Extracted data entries
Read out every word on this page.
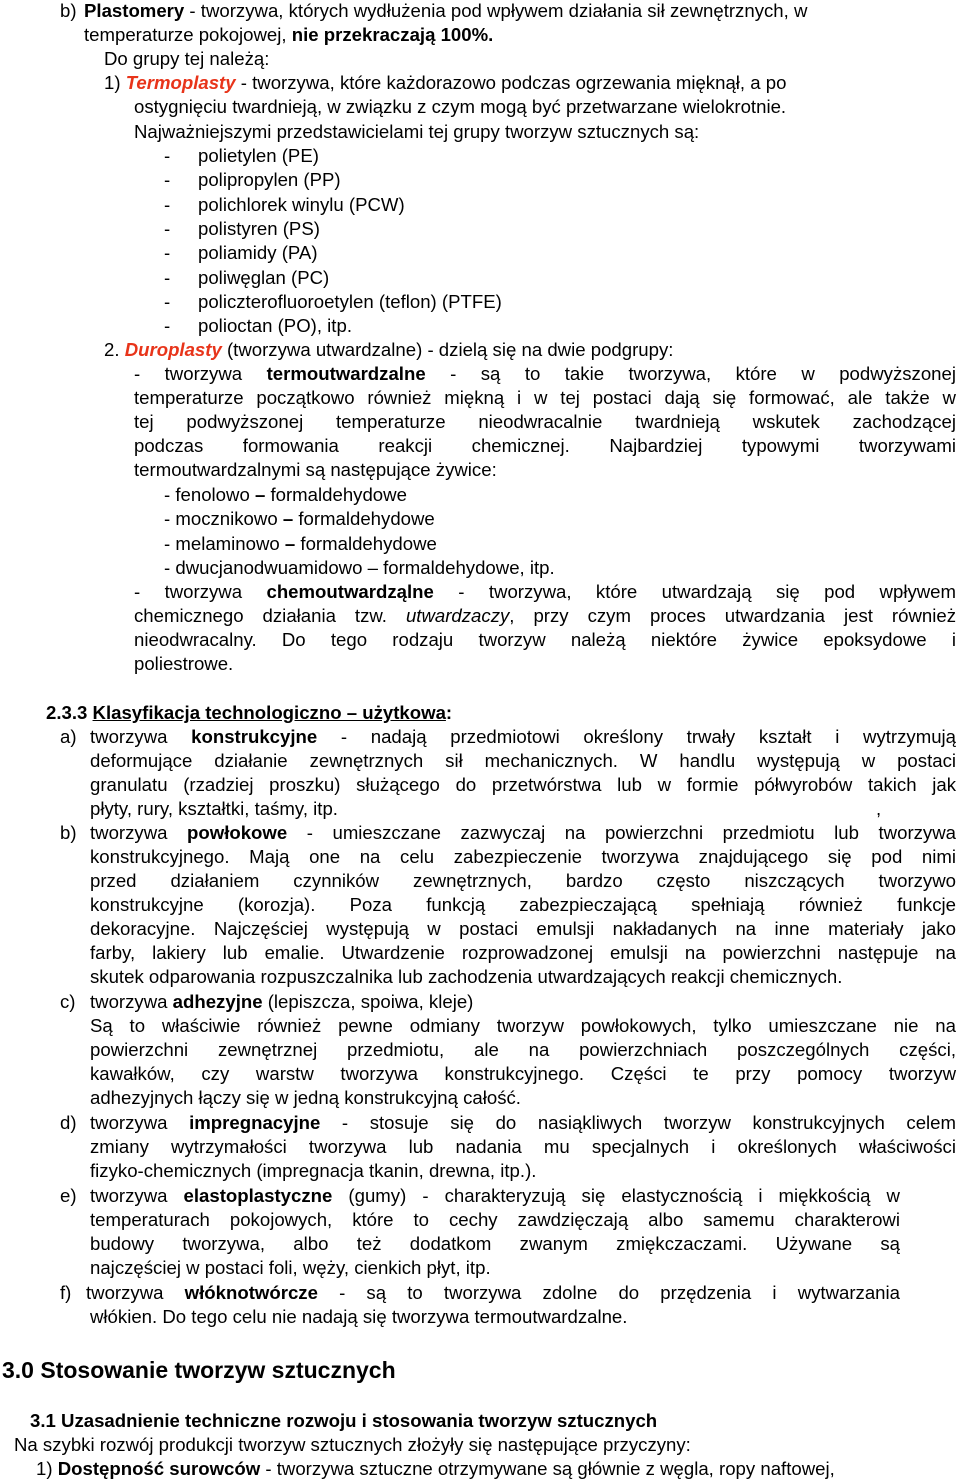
b) Plastomery - tworzywa, których wydłużenia pod wpływem działania sił zewnętrznych, w
temperaturze pokojowej, nie przekraczają 100%.
Do grupy tej należą:
1) Termoplasty - tworzywa, które każdorazowo podczas ogrzewania mięknął, a po
ostygnięciu twardnieją, w związku z czym mogą być przetwarzane wielokrotnie.
Najważniejszymi przedstawicielami tej grupy tworzyw sztucznych są:
- polietylen (PE)
- polipropylen (PP)
- polichlorek winylu (PCW)
- polistyren (PS)
- poliamidy (PA)
- poliwęglan (PC)
- policzterofluoroetylen (teflon) (PTFE)
- polioctan (PO), itp.
2. Duroplasty (tworzywa utwardzalne) - dzielą się na dwie podgrupy:
- tworzywa termoutwardzalne - są to takie tworzywa, które w podwyższonej
temperaturze początkowo również miękną i w tej postaci dają się formować, ale także w
tej podwyższonej temperaturze nieodwracalnie twardnieją wskutek zachodzącej
podczas formowania reakcji chemicznej. Najbardziej typowymi tworzywami
termoutwardzalnymi są następujące żywice:
- fenolowo – formaldehydowe
- mocznikowo – formaldehydowe
- melaminowo – formaldehydowe
- dwucjanodwuamidowo – formaldehydowe, itp.
- tworzywa chemoutwardząlne - tworzywa, które utwardzają się pod wpływem
chemicznego działania tzw. utwardzaczy, przy czym proces utwardzania jest również
nieodwracalny. Do tego rodzaju tworzyw należą niektóre żywice epoksydowe i
poliestrowe.
2.3.3 Klasyfikacja technologiczno – użytkowa:
a) tworzywa konstrukcyjne - nadają przedmiotowi określony trwały kształt i wytrzymują
deformujące działanie zewnętrznych sił mechanicznych. W handlu występują w postaci
granulatu (rzadziej proszku) służącego do przetwórstwa lub w formie półwyrobów takich jak
płyty, rury, kształtki, taśmy, itp.	,
b) tworzywa powłokowe - umieszczane zazwyczaj na powierzchni przedmiotu lub tworzywa
konstrukcyjnego. Mają one na celu zabezpieczenie tworzywa znajdującego się pod nimi
przed działaniem czynników zewnętrznych, bardzo często niszczących tworzywo
konstrukcyjne (korozja). Poza funkcją zabezpieczającą spełniają również funkcje
dekoracyjne. Najczęściej występują w postaci emulsji nakładanych na inne materiały jako
farby, lakiery lub emalie. Utwardzenie rozprowadzonej emulsji na powierzchni następuje na
skutek odparowania rozpuszczalnika lub zachodzenia utwardzających reakcji chemicznych.
c) tworzywa adhezyjne (lepiszcza, spoiwa, kleje)
Są to właściwie również pewne odmiany tworzyw powłokowych, tylko umieszczane nie na
powierzchni zewnętrznej przedmiotu, ale na powierzchniach poszczególnych części,
kawałków, czy warstw tworzywa konstrukcyjnego. Części te przy pomocy tworzyw
adhezyjnych łączy się w jedną konstrukcyjną całość.
d) tworzywa impregnacyjne - stosuje się do nasiąkliwych tworzyw konstrukcyjnych celem
zmiany wytrzymałości tworzywa lub nadania mu specjalnych i określonych właściwości
fizyko-chemicznych (impregnacja tkanin, drewna, itp.).
e) tworzywa elastoplastyczne (gumy) - charakteryzują się elastycznością i miękkością w
temperaturach pokojowych, które to cechy zawdzięczają albo samemu charakterowi
budowy tworzywa, albo też dodatkom zwanym zmiękczaczami. Używane są
najczęściej w postaci foli, węży, cienkich płyt, itp.
f) tworzywa włóknotwórcze - są to tworzywa zdolne do przędzenia i wytwarzania
włókien. Do tego celu nie nadają się tworzywa termoutwardzalne.
3.0 Stosowanie tworzyw sztucznych
3.1 Uzasadnienie techniczne rozwoju i stosowania tworzyw sztucznych
Na szybki rozwój produkcji tworzyw sztucznych złożyły się następujące przyczyny:
1) Dostępność surowców - tworzywa sztuczne otrzymywane są głównie z węgla, ropy naftowej,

▸ Your goal: Set down all the data again exactly as above, pictures excluded.

▸ The completed task:
Read out every word on this page.
b) Plastomery - tworzywa, których wydłużenia pod wpływem działania sił zewnętrznych, w
temperaturze pokojowej, nie przekraczają 100%.
Do grupy tej należą:
1) Termoplasty - tworzywa, które każdorazowo podczas ogrzewania mięknął, a po
ostygnięciu twardnieją, w związku z czym mogą być przetwarzane wielokrotnie.
Najważniejszymi przedstawicielami tej grupy tworzyw sztucznych są:
- polietylen (PE)
- polipropylen (PP)
- polichlorek winylu (PCW)
- polistyren (PS)
- poliamidy (PA)
- poliwęglan (PC)
- policzterofluoroetylen (teflon) (PTFE)
- polioctan (PO), itp.
2. Duroplasty (tworzywa utwardzalne) - dzielą się na dwie podgrupy:
- tworzywa termoutwardzalne - są to takie tworzywa, które w podwyższonej
temperaturze początkowo również miękną i w tej postaci dają się formować, ale także w
tej podwyższonej temperaturze nieodwracalnie twardnieją wskutek zachodzącej
podczas formowania reakcji chemicznej. Najbardziej typowymi tworzywami
termoutwardzalnymi są następujące żywice:
- fenolowo – formaldehydowe
- mocznikowo – formaldehydowe
- melaminowo – formaldehydowe
- dwucjanodwuamidowo – formaldehydowe, itp.
- tworzywa chemoutwardząlne - tworzywa, które utwardzają się pod wpływem
chemicznego działania tzw. utwardzaczy, przy czym proces utwardzania jest również
nieodwracalny. Do tego rodzaju tworzyw należą niektóre żywice epoksydowe i
poliestrowe.
2.3.3 Klasyfikacja technologiczno – użytkowa:
a) tworzywa konstrukcyjne - nadają przedmiotowi określony trwały kształt i wytrzymują
deformujące działanie zewnętrznych sił mechanicznych. W handlu występują w postaci
granulatu (rzadziej proszku) służącego do przetwórstwa lub w formie półwyrobów takich jak
płyty, rury, kształtki, taśmy, itp.	,
b) tworzywa powłokowe - umieszczane zazwyczaj na powierzchni przedmiotu lub tworzywa
konstrukcyjnego. Mają one na celu zabezpieczenie tworzywa znajdującego się pod nimi
przed działaniem czynników zewnętrznych, bardzo często niszczących tworzywo
konstrukcyjne (korozja). Poza funkcją zabezpieczającą spełniają również funkcje
dekoracyjne. Najczęściej występują w postaci emulsji nakładanych na inne materiały jako
farby, lakiery lub emalie. Utwardzenie rozprowadzonej emulsji na powierzchni następuje na
skutek odparowania rozpuszczalnika lub zachodzenia utwardzających reakcji chemicznych.
c) tworzywa adhezyjne (lepiszcza, spoiwa, kleje)
Są to właściwie również pewne odmiany tworzyw powłokowych, tylko umieszczane nie na
powierzchni zewnętrznej przedmiotu, ale na powierzchniach poszczególnych części,
kawałków, czy warstw tworzywa konstrukcyjnego. Części te przy pomocy tworzyw
adhezyjnych łączy się w jedną konstrukcyjną całość.
d) tworzywa impregnacyjne - stosuje się do nasiąkliwych tworzyw konstrukcyjnych celem
zmiany wytrzymałości tworzywa lub nadania mu specjalnych i określonych właściwości
fizyko-chemicznych (impregnacja tkanin, drewna, itp.).
e) tworzywa elastoplastyczne (gumy) - charakteryzują się elastycznością i miękkością w
temperaturach pokojowych, które to cechy zawdzięczają albo samemu charakterowi
budowy tworzywa, albo też dodatkom zwanym zmiękczaczami. Używane są
najczęściej w postaci foli, węży, cienkich płyt, itp.
f) tworzywa włóknotwórcze - są to tworzywa zdolne do przędzenia i wytwarzania
włókien. Do tego celu nie nadają się tworzywa termoutwardzalne.
3.0 Stosowanie tworzyw sztucznych
3.1 Uzasadnienie techniczne rozwoju i stosowania tworzyw sztucznych
Na szybki rozwój produkcji tworzyw sztucznych złożyły się następujące przyczyny:
1) Dostępność surowców - tworzywa sztuczne otrzymywane są głównie z węgla, ropy naftowej,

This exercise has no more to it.